┌─ PROVIDED RECORDS
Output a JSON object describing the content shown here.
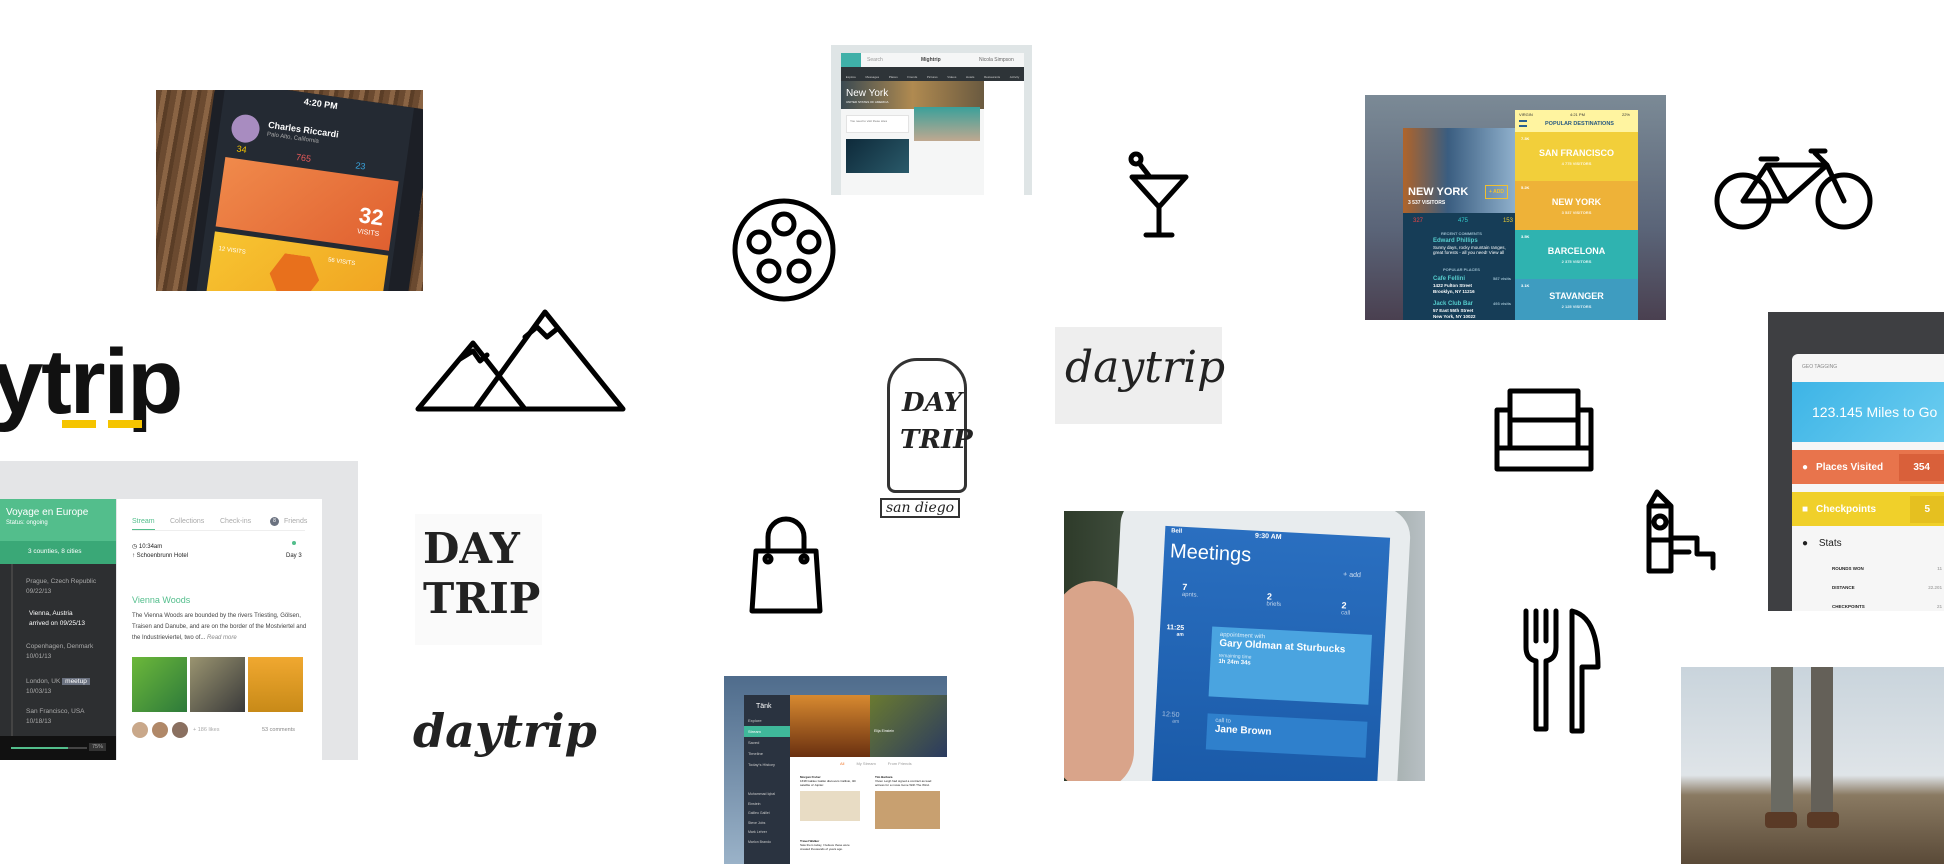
{
  "phone_app": {
    "time": "4:20 PM",
    "user": "Charles Riccardi",
    "location": "Palo Alto, California",
    "stats": [
      "34",
      "765",
      "23"
    ],
    "visits": "32",
    "visits_label": "VISITS",
    "hex_left": "12 VISITS",
    "hex_right": "56 VISITS"
  },
  "web_app": {
    "search": "Search",
    "logo": "Mightrip",
    "user": "Nicola Simpson",
    "nav": [
      "Explore",
      "Messages",
      "Places",
      "Friends",
      "Pictures",
      "Videos",
      "Hotels",
      "Restaurants",
      "Activity"
    ],
    "hero_title": "New York",
    "hero_sub": "UNITED STATES OF AMERICA",
    "composer_placeholder": "You need to visit these sites"
  },
  "logo": {
    "text": "ytrip",
    "accent": "#f5c400"
  },
  "sketches": {
    "daytrip_1": "daytrip",
    "daytrip_2": "DAY TRIP",
    "daytrip_3": "daytrip",
    "backpack_top": "DAY",
    "backpack_bottom": "TRIP",
    "backpack_tag": "san diego"
  },
  "nyc_app": {
    "city": "NEW YORK",
    "visitors": "3 537 VISITORS",
    "add": "+ ADD",
    "counts": [
      "327",
      "475",
      "153"
    ],
    "recent_comments": "RECENT COMMENTS",
    "commenter": "Edward Phillips",
    "comment": "Sunny days, rocky mountain ranges, great forests - all you need! View all",
    "popular_places": "POPULAR PLACES",
    "places": [
      {
        "name": "Cafe Fellini",
        "address": "1422 Fulton Street",
        "city": "Brooklyn, NY 11216",
        "visits": "587 visits"
      },
      {
        "name": "Jack Club Bar",
        "address": "57 East 55th Street",
        "city": "New York, NY 10022",
        "visits": "493 visits"
      }
    ],
    "carrier": "VIRGIN",
    "time": "4:21 PM",
    "battery": "22%",
    "header": "POPULAR DESTINATIONS",
    "destinations": [
      {
        "name": "SAN FRANCISCO",
        "visitors": "4 775 VISITORS",
        "likes": "7.3K",
        "color": "#f2cf3a"
      },
      {
        "name": "NEW YORK",
        "visitors": "3 537 VISITORS",
        "likes": "5.2K",
        "color": "#eeb238"
      },
      {
        "name": "BARCELONA",
        "visitors": "2 375 VISITORS",
        "likes": "3.5K",
        "color": "#2fb3b0"
      },
      {
        "name": "STAVANGER",
        "visitors": "2 125 VISITORS",
        "likes": "3.1K",
        "color": "#3e9cc0"
      }
    ]
  },
  "geo": {
    "title": "GEO TAGGING",
    "miles": "123.145 Miles to Go",
    "places_label": "Places Visited",
    "places_value": "354",
    "checkpoints_label": "Checkpoints",
    "checkpoints_value": "5",
    "stats_label": "Stats",
    "stats": [
      {
        "label": "ROUNDS WON",
        "value": "11"
      },
      {
        "label": "DISTANCE",
        "value": "22.201"
      },
      {
        "label": "CHECKPOINTS",
        "value": "21"
      }
    ],
    "colors": {
      "places": "#e8744c",
      "checkpoints": "#f0d02a",
      "map": "#3db4e6"
    }
  },
  "voyage": {
    "title": "Voyage en Europe",
    "status": "Status: ongoing",
    "summary": "3 counties, 8 cities",
    "stops": [
      {
        "place": "Prague, Czech Republic",
        "date": "09/22/13"
      },
      {
        "place": "Vienna, Austria",
        "date": "arrived on 09/25/13"
      },
      {
        "place": "Copenhagen, Denmark",
        "date": "10/01/13"
      },
      {
        "place": "London, UK",
        "date": "10/03/13",
        "badge": "meetup"
      },
      {
        "place": "San Francisco, USA",
        "date": "10/18/13"
      }
    ],
    "progress": 75,
    "progress_label": "75%",
    "tabs": [
      "Stream",
      "Collections",
      "Check-ins",
      "Friends"
    ],
    "friends_count": "8",
    "time": "10:34am",
    "hotel": "Schoenbrunn Hotel",
    "day": "Day 3",
    "post_title": "Vienna Woods",
    "post_body": "The Vienna Woods are bounded by the rivers Triesting, Gölsen, Traisen and Danube, and are on the border of the Mostviertel and the Industrieviertel, two of...",
    "read_more": "Read more",
    "likes": "+ 186 likes",
    "comments": "53 comments",
    "accent": "#4dbd8a"
  },
  "meetings": {
    "signal": "Bell",
    "time": "9:30 AM",
    "title": "Meetings",
    "add": "add",
    "stats": [
      {
        "value": "7",
        "label": "apnts."
      },
      {
        "value": "2",
        "label": "briefs"
      },
      {
        "value": "2",
        "label": "call"
      }
    ],
    "events": [
      {
        "time": "11:25",
        "ampm": "am",
        "kind": "appointment with",
        "title": "Gary Oldman at Sturbucks",
        "remaining_label": "remaining time",
        "remaining": "1h 24m 34s"
      },
      {
        "time": "12:50",
        "ampm": "am",
        "kind": "call to",
        "title": "Jane Brown"
      }
    ]
  },
  "tank_app": {
    "logo": "Tänk",
    "nav": [
      "Explore",
      "Stream",
      "Saved",
      "Timeline",
      "Today's History"
    ],
    "people": [
      "Muhammad Iqbal",
      "Einstein",
      "Galileo Galilei",
      "Steve Jobs",
      "Mark Lehrer",
      "Marlon Brando"
    ],
    "tabs": [
      "All",
      "My Stream",
      "From Friends"
    ],
    "feature_name": "Elija Einstein",
    "posts": [
      {
        "author": "Morgan Fisher",
        "text": "1638 Galileo Galilei discovers Callisto, 4th satellite of Jupiter."
      },
      {
        "author": "Tim Barbara",
        "text": "Vivien Leigh had signed a contract as lead actress for a movie Gone With The Wind."
      },
      {
        "author": "Travel Walker",
        "text": "Saw them today, I believe these were created thousands of years ago."
      }
    ]
  }
}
└─
EXERCISE.
Transcribe the material exactly, keeping every word and none of the pictures.

OUTPUT.
Output a JSON object describing the content shown here.
{
  "phone_app": {
    "time": "4:20 PM",
    "user": "Charles Riccardi",
    "location": "Palo Alto, California",
    "stats": [
      "34",
      "765",
      "23"
    ],
    "visits": "32",
    "visits_label": "VISITS",
    "hex_left": "12 VISITS",
    "hex_right": "56 VISITS"
  },
  "web_app": {
    "search": "Search",
    "logo": "Mightrip",
    "user": "Nicola Simpson",
    "nav": [
      "Explore",
      "Messages",
      "Places",
      "Friends",
      "Pictures",
      "Videos",
      "Hotels",
      "Restaurants",
      "Activity"
    ],
    "hero_title": "New York",
    "hero_sub": "UNITED STATES OF AMERICA",
    "composer_placeholder": "You need to visit these sites"
  },
  "logo": {
    "text": "ytrip",
    "accent": "#f5c400"
  },
  "sketches": {
    "daytrip_1": "daytrip",
    "daytrip_2": "DAY TRIP",
    "daytrip_3": "daytrip",
    "backpack_top": "DAY",
    "backpack_bottom": "TRIP",
    "backpack_tag": "san diego"
  },
  "nyc_app": {
    "city": "NEW YORK",
    "visitors": "3 537 VISITORS",
    "add": "+ ADD",
    "counts": [
      "327",
      "475",
      "153"
    ],
    "recent_comments": "RECENT COMMENTS",
    "commenter": "Edward Phillips",
    "comment": "Sunny days, rocky mountain ranges, great forests - all you need! View all",
    "popular_places": "POPULAR PLACES",
    "places": [
      {
        "name": "Cafe Fellini",
        "address": "1422 Fulton Street",
        "city": "Brooklyn, NY 11216",
        "visits": "587 visits"
      },
      {
        "name": "Jack Club Bar",
        "address": "57 East 55th Street",
        "city": "New York, NY 10022",
        "visits": "493 visits"
      }
    ],
    "carrier": "VIRGIN",
    "time": "4:21 PM",
    "battery": "22%",
    "header": "POPULAR DESTINATIONS",
    "destinations": [
      {
        "name": "SAN FRANCISCO",
        "visitors": "4 775 VISITORS",
        "likes": "7.3K",
        "color": "#f2cf3a"
      },
      {
        "name": "NEW YORK",
        "visitors": "3 537 VISITORS",
        "likes": "5.2K",
        "color": "#eeb238"
      },
      {
        "name": "BARCELONA",
        "visitors": "2 375 VISITORS",
        "likes": "3.5K",
        "color": "#2fb3b0"
      },
      {
        "name": "STAVANGER",
        "visitors": "2 125 VISITORS",
        "likes": "3.1K",
        "color": "#3e9cc0"
      }
    ]
  },
  "geo": {
    "title": "GEO TAGGING",
    "miles": "123.145 Miles to Go",
    "places_label": "Places Visited",
    "places_value": "354",
    "checkpoints_label": "Checkpoints",
    "checkpoints_value": "5",
    "stats_label": "Stats",
    "stats": [
      {
        "label": "ROUNDS WON",
        "value": "11"
      },
      {
        "label": "DISTANCE",
        "value": "22.201"
      },
      {
        "label": "CHECKPOINTS",
        "value": "21"
      }
    ],
    "colors": {
      "places": "#e8744c",
      "checkpoints": "#f0d02a",
      "map": "#3db4e6"
    }
  },
  "voyage": {
    "title": "Voyage en Europe",
    "status": "Status: ongoing",
    "summary": "3 counties, 8 cities",
    "stops": [
      {
        "place": "Prague, Czech Republic",
        "date": "09/22/13"
      },
      {
        "place": "Vienna, Austria",
        "date": "arrived on 09/25/13"
      },
      {
        "place": "Copenhagen, Denmark",
        "date": "10/01/13"
      },
      {
        "place": "London, UK",
        "date": "10/03/13",
        "badge": "meetup"
      },
      {
        "place": "San Francisco, USA",
        "date": "10/18/13"
      }
    ],
    "progress": 75,
    "progress_label": "75%",
    "tabs": [
      "Stream",
      "Collections",
      "Check-ins",
      "Friends"
    ],
    "friends_count": "8",
    "time": "10:34am",
    "hotel": "Schoenbrunn Hotel",
    "day": "Day 3",
    "post_title": "Vienna Woods",
    "post_body": "The Vienna Woods are bounded by the rivers Triesting, Gölsen, Traisen and Danube, and are on the border of the Mostviertel and the Industrieviertel, two of...",
    "read_more": "Read more",
    "likes": "+ 186 likes",
    "comments": "53 comments",
    "accent": "#4dbd8a"
  },
  "meetings": {
    "signal": "Bell",
    "time": "9:30 AM",
    "title": "Meetings",
    "add": "add",
    "stats": [
      {
        "value": "7",
        "label": "apnts."
      },
      {
        "value": "2",
        "label": "briefs"
      },
      {
        "value": "2",
        "label": "call"
      }
    ],
    "events": [
      {
        "time": "11:25",
        "ampm": "am",
        "kind": "appointment with",
        "title": "Gary Oldman at Sturbucks",
        "remaining_label": "remaining time",
        "remaining": "1h 24m 34s"
      },
      {
        "time": "12:50",
        "ampm": "am",
        "kind": "call to",
        "title": "Jane Brown"
      }
    ]
  },
  "tank_app": {
    "logo": "Tänk",
    "nav": [
      "Explore",
      "Stream",
      "Saved",
      "Timeline",
      "Today's History"
    ],
    "people": [
      "Muhammad Iqbal",
      "Einstein",
      "Galileo Galilei",
      "Steve Jobs",
      "Mark Lehrer",
      "Marlon Brando"
    ],
    "tabs": [
      "All",
      "My Stream",
      "From Friends"
    ],
    "feature_name": "Elija Einstein",
    "posts": [
      {
        "author": "Morgan Fisher",
        "text": "1638 Galileo Galilei discovers Callisto, 4th satellite of Jupiter."
      },
      {
        "author": "Tim Barbara",
        "text": "Vivien Leigh had signed a contract as lead actress for a movie Gone With The Wind."
      },
      {
        "author": "Travel Walker",
        "text": "Saw them today, I believe these were created thousands of years ago."
      }
    ]
  }
}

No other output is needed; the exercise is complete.